▶ [Goal] Return a copy of each line that holds the string "recent".
::::::
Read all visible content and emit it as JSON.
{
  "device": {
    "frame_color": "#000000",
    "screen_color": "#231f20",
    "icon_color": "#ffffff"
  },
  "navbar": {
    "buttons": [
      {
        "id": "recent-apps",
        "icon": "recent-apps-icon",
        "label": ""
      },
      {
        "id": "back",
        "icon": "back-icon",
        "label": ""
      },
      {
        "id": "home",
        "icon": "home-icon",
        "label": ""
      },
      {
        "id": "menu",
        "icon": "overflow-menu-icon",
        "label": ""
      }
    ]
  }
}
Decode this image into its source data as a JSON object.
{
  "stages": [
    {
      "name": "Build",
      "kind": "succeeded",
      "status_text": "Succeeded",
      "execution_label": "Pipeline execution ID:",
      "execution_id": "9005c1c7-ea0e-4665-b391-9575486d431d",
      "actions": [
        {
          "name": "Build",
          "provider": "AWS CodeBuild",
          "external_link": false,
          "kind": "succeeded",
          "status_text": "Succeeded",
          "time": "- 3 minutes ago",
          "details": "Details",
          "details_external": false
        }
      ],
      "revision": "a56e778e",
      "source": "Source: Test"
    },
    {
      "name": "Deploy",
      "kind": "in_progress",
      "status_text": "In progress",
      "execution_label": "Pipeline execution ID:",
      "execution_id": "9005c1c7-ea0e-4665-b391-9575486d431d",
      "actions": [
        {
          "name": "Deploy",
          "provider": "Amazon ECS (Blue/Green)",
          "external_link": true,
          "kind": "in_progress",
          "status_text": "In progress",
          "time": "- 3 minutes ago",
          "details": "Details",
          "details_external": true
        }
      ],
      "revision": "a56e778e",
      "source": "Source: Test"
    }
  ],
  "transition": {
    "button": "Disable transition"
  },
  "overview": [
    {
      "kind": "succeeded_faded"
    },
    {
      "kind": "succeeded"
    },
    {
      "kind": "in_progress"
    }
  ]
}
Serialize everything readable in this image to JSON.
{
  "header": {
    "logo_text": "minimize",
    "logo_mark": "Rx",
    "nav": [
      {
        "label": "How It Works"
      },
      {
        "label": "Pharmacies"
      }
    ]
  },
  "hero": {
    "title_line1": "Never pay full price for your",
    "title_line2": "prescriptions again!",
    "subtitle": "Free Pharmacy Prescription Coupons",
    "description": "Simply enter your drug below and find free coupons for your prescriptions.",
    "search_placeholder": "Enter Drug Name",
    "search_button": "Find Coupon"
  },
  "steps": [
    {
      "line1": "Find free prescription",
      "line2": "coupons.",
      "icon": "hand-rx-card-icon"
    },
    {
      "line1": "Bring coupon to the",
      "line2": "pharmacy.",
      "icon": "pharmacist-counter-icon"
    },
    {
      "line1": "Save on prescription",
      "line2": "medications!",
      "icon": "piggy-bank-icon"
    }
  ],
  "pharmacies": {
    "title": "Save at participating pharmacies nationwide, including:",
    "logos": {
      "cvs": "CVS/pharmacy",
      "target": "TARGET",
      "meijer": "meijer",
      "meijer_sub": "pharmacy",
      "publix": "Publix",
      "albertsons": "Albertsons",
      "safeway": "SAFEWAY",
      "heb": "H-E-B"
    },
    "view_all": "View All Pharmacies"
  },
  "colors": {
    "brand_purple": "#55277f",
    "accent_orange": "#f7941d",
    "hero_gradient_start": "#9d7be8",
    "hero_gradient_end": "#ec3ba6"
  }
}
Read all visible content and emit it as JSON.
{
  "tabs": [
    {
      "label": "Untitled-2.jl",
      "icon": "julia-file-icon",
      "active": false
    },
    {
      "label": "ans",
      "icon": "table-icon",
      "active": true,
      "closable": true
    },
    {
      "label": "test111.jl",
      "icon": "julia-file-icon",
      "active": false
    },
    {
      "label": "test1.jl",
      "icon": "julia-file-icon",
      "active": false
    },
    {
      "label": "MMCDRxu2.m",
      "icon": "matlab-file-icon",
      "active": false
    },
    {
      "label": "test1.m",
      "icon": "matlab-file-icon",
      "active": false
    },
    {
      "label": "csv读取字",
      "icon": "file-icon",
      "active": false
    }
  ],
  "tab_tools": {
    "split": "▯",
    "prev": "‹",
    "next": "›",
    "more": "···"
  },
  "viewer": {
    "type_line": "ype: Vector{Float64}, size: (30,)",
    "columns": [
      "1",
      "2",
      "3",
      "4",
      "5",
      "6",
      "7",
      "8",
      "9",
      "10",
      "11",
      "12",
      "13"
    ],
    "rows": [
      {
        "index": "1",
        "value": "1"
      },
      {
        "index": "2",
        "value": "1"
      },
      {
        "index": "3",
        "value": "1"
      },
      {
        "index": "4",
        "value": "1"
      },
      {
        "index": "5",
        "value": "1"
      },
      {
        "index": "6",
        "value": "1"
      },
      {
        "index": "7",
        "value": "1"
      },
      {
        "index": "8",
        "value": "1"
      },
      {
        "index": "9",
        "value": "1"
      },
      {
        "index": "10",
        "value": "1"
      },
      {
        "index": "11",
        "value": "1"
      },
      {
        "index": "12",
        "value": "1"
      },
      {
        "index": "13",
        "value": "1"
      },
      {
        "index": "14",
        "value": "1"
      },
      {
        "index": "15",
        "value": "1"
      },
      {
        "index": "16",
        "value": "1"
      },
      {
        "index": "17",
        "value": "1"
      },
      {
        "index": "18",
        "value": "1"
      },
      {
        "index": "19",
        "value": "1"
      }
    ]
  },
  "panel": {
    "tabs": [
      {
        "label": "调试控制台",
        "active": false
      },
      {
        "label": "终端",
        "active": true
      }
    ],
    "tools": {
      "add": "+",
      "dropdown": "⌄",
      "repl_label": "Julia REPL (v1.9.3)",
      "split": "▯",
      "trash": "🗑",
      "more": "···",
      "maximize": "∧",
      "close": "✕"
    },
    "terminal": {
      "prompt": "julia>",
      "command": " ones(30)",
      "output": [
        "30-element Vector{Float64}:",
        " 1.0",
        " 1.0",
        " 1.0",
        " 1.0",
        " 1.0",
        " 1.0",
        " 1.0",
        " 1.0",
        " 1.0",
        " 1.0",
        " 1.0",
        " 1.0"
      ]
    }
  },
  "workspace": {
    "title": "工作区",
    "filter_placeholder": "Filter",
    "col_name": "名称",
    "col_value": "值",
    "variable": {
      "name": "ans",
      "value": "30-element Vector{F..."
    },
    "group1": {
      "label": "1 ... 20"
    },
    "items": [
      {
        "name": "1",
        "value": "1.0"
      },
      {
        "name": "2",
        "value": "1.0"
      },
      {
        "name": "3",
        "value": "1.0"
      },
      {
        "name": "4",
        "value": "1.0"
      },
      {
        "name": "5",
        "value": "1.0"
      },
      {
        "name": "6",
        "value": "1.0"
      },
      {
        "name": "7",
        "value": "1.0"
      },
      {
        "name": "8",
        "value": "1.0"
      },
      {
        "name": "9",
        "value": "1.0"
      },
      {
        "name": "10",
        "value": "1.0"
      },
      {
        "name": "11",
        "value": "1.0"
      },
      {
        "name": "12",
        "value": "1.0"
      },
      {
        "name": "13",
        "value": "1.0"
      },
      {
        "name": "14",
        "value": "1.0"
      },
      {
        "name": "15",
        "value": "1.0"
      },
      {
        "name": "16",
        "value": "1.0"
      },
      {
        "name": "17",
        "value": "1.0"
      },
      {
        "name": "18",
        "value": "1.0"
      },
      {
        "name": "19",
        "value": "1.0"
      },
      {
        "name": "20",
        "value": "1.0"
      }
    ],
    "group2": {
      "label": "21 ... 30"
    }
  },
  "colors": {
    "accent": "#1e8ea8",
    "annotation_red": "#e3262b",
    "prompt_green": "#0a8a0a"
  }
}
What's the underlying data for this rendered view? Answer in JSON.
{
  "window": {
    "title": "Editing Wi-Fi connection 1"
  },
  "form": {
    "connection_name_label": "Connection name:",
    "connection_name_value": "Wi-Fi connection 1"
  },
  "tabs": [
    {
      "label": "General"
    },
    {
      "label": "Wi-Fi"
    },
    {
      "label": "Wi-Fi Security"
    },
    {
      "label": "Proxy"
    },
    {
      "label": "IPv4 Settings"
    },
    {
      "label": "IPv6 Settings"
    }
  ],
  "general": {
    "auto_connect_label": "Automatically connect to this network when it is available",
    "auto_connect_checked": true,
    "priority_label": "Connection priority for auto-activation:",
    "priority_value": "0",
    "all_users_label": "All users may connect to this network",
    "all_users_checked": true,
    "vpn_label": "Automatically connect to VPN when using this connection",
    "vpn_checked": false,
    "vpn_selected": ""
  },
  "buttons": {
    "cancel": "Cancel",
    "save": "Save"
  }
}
::::::
▶ [Exercise answer]
        "id": "recent-apps",
        "icon": "recent-apps-icon",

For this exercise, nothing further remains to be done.